= DATA RECORDS =

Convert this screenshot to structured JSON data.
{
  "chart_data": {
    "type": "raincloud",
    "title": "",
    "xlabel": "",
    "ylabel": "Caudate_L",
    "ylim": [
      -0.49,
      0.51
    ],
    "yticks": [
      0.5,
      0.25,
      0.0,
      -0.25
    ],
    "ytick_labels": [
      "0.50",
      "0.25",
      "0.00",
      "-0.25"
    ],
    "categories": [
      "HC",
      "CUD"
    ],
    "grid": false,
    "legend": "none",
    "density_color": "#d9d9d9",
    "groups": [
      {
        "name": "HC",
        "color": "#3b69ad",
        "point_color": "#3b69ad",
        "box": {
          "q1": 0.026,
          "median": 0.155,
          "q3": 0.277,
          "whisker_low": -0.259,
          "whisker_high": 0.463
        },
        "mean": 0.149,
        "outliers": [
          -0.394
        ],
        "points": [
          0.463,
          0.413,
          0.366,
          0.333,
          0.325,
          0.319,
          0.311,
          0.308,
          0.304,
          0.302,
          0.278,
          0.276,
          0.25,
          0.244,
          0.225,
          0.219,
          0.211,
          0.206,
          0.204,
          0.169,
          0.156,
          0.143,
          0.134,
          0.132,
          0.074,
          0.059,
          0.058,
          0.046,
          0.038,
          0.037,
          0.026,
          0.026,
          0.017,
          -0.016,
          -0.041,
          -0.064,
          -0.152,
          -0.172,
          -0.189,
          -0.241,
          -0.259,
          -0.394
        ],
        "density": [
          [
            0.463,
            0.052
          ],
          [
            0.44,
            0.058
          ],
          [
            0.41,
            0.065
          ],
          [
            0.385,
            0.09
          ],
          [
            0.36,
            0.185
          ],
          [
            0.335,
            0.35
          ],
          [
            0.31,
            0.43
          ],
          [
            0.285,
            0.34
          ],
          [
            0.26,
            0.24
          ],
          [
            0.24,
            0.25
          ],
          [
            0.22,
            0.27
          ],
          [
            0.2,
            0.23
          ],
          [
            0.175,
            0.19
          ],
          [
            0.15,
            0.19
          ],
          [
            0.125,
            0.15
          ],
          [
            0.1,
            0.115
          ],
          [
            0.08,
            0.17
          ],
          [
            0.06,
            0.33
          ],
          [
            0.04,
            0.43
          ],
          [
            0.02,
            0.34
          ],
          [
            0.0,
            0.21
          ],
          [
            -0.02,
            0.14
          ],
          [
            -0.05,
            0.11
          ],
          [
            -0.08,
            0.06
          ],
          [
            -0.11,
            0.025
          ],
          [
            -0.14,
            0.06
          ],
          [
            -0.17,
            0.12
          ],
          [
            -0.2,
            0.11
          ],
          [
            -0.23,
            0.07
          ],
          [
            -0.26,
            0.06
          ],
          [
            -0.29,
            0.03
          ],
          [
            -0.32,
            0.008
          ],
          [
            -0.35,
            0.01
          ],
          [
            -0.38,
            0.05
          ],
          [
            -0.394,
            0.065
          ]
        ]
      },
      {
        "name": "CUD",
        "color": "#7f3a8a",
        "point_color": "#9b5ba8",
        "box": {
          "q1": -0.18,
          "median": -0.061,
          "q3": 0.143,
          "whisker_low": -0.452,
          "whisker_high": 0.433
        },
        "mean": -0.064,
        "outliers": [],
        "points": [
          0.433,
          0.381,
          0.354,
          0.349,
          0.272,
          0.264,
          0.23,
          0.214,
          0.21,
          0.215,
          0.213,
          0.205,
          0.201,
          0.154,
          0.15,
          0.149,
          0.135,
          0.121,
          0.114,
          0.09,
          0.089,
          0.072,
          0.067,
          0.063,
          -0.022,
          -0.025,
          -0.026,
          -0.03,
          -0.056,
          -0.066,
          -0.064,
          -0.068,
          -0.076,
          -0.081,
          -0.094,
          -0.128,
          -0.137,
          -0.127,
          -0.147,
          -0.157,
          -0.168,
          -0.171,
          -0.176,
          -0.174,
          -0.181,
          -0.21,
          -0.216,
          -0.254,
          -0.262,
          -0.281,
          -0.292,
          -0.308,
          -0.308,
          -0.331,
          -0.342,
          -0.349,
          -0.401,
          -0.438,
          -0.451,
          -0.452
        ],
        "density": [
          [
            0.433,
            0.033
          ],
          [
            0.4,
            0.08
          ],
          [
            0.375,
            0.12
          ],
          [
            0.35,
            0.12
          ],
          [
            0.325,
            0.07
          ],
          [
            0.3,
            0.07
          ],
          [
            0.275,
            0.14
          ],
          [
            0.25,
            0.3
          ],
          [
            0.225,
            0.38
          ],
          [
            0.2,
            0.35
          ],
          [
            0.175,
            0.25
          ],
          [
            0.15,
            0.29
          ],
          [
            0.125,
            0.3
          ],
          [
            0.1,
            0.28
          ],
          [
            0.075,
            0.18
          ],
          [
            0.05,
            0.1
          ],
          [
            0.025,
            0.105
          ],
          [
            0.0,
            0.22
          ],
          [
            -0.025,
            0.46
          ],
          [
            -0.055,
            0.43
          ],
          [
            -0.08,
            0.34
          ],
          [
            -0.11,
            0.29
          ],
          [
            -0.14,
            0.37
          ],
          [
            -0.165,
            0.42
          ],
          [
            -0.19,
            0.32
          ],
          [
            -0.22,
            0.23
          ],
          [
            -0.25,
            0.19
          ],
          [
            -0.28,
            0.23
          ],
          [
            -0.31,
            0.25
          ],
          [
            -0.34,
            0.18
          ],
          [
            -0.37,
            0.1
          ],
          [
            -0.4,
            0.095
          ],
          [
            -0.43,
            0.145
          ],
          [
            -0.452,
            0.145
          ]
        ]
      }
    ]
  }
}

= WRITTEN INSTRUCTION =
Extract the data exactly as given.

= ANSWER TO THE TASK =
Convert this screenshot to structured JSON data.
{
  "chart_data": {
    "type": "raincloud",
    "title": "",
    "xlabel": "",
    "ylabel": "Caudate_L",
    "ylim": [
      -0.49,
      0.51
    ],
    "yticks": [
      0.5,
      0.25,
      0.0,
      -0.25
    ],
    "ytick_labels": [
      "0.50",
      "0.25",
      "0.00",
      "-0.25"
    ],
    "categories": [
      "HC",
      "CUD"
    ],
    "grid": false,
    "legend": "none",
    "density_color": "#d9d9d9",
    "groups": [
      {
        "name": "HC",
        "color": "#3b69ad",
        "point_color": "#3b69ad",
        "box": {
          "q1": 0.026,
          "median": 0.155,
          "q3": 0.277,
          "whisker_low": -0.259,
          "whisker_high": 0.463
        },
        "mean": 0.149,
        "outliers": [
          -0.394
        ],
        "points": [
          0.463,
          0.413,
          0.366,
          0.333,
          0.325,
          0.319,
          0.311,
          0.308,
          0.304,
          0.302,
          0.278,
          0.276,
          0.25,
          0.244,
          0.225,
          0.219,
          0.211,
          0.206,
          0.204,
          0.169,
          0.156,
          0.143,
          0.134,
          0.132,
          0.074,
          0.059,
          0.058,
          0.046,
          0.038,
          0.037,
          0.026,
          0.026,
          0.017,
          -0.016,
          -0.041,
          -0.064,
          -0.152,
          -0.172,
          -0.189,
          -0.241,
          -0.259,
          -0.394
        ],
        "density": [
          [
            0.463,
            0.052
          ],
          [
            0.44,
            0.058
          ],
          [
            0.41,
            0.065
          ],
          [
            0.385,
            0.09
          ],
          [
            0.36,
            0.185
          ],
          [
            0.335,
            0.35
          ],
          [
            0.31,
            0.43
          ],
          [
            0.285,
            0.34
          ],
          [
            0.26,
            0.24
          ],
          [
            0.24,
            0.25
          ],
          [
            0.22,
            0.27
          ],
          [
            0.2,
            0.23
          ],
          [
            0.175,
            0.19
          ],
          [
            0.15,
            0.19
          ],
          [
            0.125,
            0.15
          ],
          [
            0.1,
            0.115
          ],
          [
            0.08,
            0.17
          ],
          [
            0.06,
            0.33
          ],
          [
            0.04,
            0.43
          ],
          [
            0.02,
            0.34
          ],
          [
            0.0,
            0.21
          ],
          [
            -0.02,
            0.14
          ],
          [
            -0.05,
            0.11
          ],
          [
            -0.08,
            0.06
          ],
          [
            -0.11,
            0.025
          ],
          [
            -0.14,
            0.06
          ],
          [
            -0.17,
            0.12
          ],
          [
            -0.2,
            0.11
          ],
          [
            -0.23,
            0.07
          ],
          [
            -0.26,
            0.06
          ],
          [
            -0.29,
            0.03
          ],
          [
            -0.32,
            0.008
          ],
          [
            -0.35,
            0.01
          ],
          [
            -0.38,
            0.05
          ],
          [
            -0.394,
            0.065
          ]
        ]
      },
      {
        "name": "CUD",
        "color": "#7f3a8a",
        "point_color": "#9b5ba8",
        "box": {
          "q1": -0.18,
          "median": -0.061,
          "q3": 0.143,
          "whisker_low": -0.452,
          "whisker_high": 0.433
        },
        "mean": -0.064,
        "outliers": [],
        "points": [
          0.433,
          0.381,
          0.354,
          0.349,
          0.272,
          0.264,
          0.23,
          0.214,
          0.21,
          0.215,
          0.213,
          0.205,
          0.201,
          0.154,
          0.15,
          0.149,
          0.135,
          0.121,
          0.114,
          0.09,
          0.089,
          0.072,
          0.067,
          0.063,
          -0.022,
          -0.025,
          -0.026,
          -0.03,
          -0.056,
          -0.066,
          -0.064,
          -0.068,
          -0.076,
          -0.081,
          -0.094,
          -0.128,
          -0.137,
          -0.127,
          -0.147,
          -0.157,
          -0.168,
          -0.171,
          -0.176,
          -0.174,
          -0.181,
          -0.21,
          -0.216,
          -0.254,
          -0.262,
          -0.281,
          -0.292,
          -0.308,
          -0.308,
          -0.331,
          -0.342,
          -0.349,
          -0.401,
          -0.438,
          -0.451,
          -0.452
        ],
        "density": [
          [
            0.433,
            0.033
          ],
          [
            0.4,
            0.08
          ],
          [
            0.375,
            0.12
          ],
          [
            0.35,
            0.12
          ],
          [
            0.325,
            0.07
          ],
          [
            0.3,
            0.07
          ],
          [
            0.275,
            0.14
          ],
          [
            0.25,
            0.3
          ],
          [
            0.225,
            0.38
          ],
          [
            0.2,
            0.35
          ],
          [
            0.175,
            0.25
          ],
          [
            0.15,
            0.29
          ],
          [
            0.125,
            0.3
          ],
          [
            0.1,
            0.28
          ],
          [
            0.075,
            0.18
          ],
          [
            0.05,
            0.1
          ],
          [
            0.025,
            0.105
          ],
          [
            0.0,
            0.22
          ],
          [
            -0.025,
            0.46
          ],
          [
            -0.055,
            0.43
          ],
          [
            -0.08,
            0.34
          ],
          [
            -0.11,
            0.29
          ],
          [
            -0.14,
            0.37
          ],
          [
            -0.165,
            0.42
          ],
          [
            -0.19,
            0.32
          ],
          [
            -0.22,
            0.23
          ],
          [
            -0.25,
            0.19
          ],
          [
            -0.28,
            0.23
          ],
          [
            -0.31,
            0.25
          ],
          [
            -0.34,
            0.18
          ],
          [
            -0.37,
            0.1
          ],
          [
            -0.4,
            0.095
          ],
          [
            -0.43,
            0.145
          ],
          [
            -0.452,
            0.145
          ]
        ]
      }
    ]
  }
}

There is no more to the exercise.